=== Exercise inputs ===
************
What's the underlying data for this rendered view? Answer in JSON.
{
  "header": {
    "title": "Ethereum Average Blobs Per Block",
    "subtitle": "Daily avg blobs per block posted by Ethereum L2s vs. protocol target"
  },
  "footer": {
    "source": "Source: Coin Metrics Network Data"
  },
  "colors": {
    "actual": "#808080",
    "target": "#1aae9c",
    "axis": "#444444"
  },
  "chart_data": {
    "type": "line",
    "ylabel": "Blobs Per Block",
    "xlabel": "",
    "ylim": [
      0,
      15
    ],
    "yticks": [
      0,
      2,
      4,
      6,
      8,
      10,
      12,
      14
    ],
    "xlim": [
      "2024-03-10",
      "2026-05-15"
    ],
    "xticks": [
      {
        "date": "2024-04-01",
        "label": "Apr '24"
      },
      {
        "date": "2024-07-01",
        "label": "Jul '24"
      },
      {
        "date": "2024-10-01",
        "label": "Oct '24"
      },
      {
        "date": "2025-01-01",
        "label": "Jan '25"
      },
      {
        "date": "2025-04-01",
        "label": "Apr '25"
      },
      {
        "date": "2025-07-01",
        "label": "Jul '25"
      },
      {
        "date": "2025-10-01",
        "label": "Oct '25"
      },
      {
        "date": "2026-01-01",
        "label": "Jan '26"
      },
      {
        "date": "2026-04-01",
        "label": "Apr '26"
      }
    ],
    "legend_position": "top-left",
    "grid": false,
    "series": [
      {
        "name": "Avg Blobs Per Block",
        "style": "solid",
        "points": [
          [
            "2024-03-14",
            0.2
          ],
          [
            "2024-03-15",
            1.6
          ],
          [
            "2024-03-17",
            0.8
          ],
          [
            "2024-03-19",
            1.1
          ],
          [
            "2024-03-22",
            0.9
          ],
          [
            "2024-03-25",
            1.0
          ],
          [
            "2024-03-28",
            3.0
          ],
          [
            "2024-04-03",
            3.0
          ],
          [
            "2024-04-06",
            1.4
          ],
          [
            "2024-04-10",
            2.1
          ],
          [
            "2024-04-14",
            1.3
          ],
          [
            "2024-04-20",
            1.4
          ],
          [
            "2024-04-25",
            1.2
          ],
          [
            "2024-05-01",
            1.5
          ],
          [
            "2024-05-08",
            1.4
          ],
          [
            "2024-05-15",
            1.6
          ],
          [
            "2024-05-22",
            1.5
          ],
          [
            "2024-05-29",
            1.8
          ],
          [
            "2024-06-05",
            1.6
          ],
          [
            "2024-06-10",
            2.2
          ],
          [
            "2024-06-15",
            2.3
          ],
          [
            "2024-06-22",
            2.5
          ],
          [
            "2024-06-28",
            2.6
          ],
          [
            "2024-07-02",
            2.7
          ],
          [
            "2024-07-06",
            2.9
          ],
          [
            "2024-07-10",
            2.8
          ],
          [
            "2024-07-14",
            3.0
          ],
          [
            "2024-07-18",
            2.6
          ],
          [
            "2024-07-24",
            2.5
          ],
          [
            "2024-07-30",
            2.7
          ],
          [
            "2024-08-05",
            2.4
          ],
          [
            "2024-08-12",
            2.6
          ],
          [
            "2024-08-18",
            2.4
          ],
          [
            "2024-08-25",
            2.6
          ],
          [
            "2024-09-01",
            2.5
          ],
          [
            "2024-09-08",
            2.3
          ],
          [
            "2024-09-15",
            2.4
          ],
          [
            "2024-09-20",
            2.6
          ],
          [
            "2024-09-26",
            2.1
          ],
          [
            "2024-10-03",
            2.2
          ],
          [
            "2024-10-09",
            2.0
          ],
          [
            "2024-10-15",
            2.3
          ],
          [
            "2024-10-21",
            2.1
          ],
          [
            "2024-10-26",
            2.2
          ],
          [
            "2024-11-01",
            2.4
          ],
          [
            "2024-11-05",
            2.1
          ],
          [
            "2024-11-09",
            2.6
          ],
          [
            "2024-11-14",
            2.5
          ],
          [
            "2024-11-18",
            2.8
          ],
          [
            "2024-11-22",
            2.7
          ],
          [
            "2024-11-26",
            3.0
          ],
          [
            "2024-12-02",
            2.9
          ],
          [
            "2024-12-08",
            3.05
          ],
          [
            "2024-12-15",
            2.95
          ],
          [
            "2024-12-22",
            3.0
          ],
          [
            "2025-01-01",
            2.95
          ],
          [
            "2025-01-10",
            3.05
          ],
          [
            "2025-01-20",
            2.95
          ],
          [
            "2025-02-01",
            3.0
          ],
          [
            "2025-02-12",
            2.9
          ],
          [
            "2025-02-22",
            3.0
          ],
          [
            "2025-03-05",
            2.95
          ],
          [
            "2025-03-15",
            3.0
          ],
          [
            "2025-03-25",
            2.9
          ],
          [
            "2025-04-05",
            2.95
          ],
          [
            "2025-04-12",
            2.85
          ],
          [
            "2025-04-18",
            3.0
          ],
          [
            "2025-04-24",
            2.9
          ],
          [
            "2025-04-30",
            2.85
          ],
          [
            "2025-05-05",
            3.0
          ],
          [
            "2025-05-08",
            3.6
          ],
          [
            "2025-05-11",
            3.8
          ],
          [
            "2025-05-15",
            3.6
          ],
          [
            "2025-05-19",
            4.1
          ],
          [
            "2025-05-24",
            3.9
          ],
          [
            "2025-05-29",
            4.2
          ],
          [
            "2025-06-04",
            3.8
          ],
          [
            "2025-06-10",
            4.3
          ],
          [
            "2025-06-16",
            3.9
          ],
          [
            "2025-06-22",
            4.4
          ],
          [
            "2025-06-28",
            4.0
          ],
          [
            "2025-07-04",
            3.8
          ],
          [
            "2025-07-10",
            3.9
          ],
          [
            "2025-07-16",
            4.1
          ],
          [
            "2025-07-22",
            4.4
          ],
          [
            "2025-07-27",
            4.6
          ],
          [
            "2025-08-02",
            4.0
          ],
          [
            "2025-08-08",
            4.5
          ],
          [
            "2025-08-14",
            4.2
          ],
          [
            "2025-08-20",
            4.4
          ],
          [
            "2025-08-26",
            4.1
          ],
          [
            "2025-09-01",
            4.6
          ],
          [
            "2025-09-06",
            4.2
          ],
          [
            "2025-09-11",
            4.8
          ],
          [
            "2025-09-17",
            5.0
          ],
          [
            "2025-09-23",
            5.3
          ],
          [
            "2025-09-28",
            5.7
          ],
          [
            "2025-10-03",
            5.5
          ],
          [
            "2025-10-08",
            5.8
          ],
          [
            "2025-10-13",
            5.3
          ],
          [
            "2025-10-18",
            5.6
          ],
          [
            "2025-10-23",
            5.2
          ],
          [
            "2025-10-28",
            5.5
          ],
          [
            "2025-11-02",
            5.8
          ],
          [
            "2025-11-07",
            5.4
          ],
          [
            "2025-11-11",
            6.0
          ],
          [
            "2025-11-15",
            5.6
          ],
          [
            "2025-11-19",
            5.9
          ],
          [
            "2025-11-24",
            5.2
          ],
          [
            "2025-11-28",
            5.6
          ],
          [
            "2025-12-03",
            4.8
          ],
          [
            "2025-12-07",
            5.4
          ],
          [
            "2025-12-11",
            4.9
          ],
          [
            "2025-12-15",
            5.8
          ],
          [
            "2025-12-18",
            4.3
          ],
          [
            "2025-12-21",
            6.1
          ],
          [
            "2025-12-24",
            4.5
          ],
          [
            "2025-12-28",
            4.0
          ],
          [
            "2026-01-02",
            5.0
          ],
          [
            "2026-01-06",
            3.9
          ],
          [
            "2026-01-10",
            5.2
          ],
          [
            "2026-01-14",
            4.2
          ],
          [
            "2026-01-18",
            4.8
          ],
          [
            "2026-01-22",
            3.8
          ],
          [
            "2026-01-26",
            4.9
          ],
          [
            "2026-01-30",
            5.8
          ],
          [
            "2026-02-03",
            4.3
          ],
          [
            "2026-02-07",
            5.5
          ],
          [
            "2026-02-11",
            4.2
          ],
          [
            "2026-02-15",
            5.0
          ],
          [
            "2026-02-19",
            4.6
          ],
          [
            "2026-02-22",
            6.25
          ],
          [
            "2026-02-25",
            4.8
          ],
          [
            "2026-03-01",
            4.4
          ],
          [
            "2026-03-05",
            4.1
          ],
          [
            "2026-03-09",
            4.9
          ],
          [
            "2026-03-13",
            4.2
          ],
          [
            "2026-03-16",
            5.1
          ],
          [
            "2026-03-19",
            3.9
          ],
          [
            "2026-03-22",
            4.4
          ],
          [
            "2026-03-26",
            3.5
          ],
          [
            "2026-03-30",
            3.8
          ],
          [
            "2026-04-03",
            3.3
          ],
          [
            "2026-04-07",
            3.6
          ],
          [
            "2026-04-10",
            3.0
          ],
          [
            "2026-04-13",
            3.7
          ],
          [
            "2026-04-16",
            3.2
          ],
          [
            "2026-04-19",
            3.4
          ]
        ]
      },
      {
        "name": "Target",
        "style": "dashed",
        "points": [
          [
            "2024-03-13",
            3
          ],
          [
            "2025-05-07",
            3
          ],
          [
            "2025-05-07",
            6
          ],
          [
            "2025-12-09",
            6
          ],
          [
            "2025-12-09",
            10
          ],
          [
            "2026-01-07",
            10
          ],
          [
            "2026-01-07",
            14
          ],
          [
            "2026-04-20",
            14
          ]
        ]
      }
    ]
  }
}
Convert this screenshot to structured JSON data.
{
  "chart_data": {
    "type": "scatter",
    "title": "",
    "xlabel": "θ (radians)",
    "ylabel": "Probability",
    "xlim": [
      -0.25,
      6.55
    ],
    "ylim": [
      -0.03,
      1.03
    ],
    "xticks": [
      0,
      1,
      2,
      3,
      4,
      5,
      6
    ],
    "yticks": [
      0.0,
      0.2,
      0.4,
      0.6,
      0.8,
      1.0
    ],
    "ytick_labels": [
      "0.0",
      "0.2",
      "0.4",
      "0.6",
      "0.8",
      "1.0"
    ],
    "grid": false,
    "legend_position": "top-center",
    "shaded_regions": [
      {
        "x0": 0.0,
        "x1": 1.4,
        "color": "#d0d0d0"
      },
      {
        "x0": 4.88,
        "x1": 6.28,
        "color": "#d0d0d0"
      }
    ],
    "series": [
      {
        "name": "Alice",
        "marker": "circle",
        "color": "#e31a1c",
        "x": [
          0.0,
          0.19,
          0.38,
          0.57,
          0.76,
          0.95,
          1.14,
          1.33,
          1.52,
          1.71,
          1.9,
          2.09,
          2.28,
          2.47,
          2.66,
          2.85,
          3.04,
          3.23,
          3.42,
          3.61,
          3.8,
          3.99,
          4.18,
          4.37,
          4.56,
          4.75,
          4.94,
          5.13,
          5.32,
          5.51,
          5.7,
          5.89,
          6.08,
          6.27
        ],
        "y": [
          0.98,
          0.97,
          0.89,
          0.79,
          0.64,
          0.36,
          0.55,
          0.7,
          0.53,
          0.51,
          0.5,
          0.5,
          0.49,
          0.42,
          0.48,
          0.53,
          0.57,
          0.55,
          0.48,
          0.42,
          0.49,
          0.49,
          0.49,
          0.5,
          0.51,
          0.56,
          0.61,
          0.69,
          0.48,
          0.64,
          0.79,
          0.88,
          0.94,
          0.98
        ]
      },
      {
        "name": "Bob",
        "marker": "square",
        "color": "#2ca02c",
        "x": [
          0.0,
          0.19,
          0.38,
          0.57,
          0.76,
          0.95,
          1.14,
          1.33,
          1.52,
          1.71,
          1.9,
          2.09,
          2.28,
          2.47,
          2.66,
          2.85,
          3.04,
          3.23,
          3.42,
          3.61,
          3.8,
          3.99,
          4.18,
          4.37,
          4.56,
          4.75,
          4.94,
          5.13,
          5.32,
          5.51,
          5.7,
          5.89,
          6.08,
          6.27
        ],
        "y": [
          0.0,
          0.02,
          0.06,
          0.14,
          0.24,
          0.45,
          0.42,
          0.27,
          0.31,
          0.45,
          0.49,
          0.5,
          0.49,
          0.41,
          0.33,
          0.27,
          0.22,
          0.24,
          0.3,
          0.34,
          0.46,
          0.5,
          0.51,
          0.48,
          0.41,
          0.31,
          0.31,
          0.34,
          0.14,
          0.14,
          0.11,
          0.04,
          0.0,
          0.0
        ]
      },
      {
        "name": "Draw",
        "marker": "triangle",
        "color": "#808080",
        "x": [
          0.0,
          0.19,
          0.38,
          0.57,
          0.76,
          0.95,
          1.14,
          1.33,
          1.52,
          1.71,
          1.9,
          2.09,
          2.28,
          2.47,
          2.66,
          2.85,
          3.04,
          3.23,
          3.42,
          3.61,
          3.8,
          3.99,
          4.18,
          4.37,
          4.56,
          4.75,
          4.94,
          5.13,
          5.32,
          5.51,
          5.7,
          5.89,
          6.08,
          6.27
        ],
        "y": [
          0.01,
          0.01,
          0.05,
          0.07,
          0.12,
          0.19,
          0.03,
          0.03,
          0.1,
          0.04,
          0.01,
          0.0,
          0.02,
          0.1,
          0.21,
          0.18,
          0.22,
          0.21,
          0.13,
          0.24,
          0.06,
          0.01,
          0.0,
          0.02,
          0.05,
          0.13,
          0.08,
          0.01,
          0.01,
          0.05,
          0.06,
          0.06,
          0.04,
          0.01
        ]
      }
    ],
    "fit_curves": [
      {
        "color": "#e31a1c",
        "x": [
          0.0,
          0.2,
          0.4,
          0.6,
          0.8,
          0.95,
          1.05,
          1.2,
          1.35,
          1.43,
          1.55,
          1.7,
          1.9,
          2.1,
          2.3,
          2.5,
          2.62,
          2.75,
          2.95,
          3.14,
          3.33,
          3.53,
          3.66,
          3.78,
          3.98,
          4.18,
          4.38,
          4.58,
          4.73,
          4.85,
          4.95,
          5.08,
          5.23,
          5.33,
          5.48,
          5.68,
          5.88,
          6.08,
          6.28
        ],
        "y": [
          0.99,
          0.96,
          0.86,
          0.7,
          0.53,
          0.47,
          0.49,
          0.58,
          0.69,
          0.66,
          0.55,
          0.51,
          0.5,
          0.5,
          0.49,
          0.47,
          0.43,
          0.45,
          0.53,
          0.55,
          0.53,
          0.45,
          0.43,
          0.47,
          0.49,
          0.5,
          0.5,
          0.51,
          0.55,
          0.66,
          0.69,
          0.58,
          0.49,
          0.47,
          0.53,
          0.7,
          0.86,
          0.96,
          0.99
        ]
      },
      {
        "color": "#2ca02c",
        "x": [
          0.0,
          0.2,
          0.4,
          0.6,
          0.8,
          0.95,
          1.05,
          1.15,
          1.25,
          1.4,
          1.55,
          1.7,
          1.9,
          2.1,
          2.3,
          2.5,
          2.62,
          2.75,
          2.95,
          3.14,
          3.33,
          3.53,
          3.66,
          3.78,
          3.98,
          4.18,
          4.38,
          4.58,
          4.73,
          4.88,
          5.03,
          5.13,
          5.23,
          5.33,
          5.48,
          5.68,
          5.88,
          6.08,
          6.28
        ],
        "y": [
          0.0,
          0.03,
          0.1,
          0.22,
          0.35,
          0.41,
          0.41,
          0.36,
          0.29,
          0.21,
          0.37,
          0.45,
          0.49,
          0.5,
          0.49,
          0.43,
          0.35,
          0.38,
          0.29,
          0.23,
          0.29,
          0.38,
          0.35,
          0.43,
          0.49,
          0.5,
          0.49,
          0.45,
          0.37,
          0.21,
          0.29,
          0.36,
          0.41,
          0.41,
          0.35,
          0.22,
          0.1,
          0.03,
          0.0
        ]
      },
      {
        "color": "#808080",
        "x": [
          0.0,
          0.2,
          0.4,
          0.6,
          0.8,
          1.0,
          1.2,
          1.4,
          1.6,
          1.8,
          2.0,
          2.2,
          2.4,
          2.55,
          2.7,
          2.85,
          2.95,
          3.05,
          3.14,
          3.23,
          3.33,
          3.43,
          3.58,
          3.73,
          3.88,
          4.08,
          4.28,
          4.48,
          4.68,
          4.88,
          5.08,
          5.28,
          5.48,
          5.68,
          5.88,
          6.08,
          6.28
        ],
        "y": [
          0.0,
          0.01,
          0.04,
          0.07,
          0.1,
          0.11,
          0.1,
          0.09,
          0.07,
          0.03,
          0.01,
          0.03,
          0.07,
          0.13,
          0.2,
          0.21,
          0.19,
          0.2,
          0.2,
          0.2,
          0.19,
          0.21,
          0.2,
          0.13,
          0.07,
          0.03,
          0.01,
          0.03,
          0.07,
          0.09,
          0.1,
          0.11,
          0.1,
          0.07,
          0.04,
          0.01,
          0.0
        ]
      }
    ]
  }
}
************
Return all lines containing the word "marker".

=== Response to this exercise ===
        "marker": "circle",
        "marker": "square",
        "marker": "triangle",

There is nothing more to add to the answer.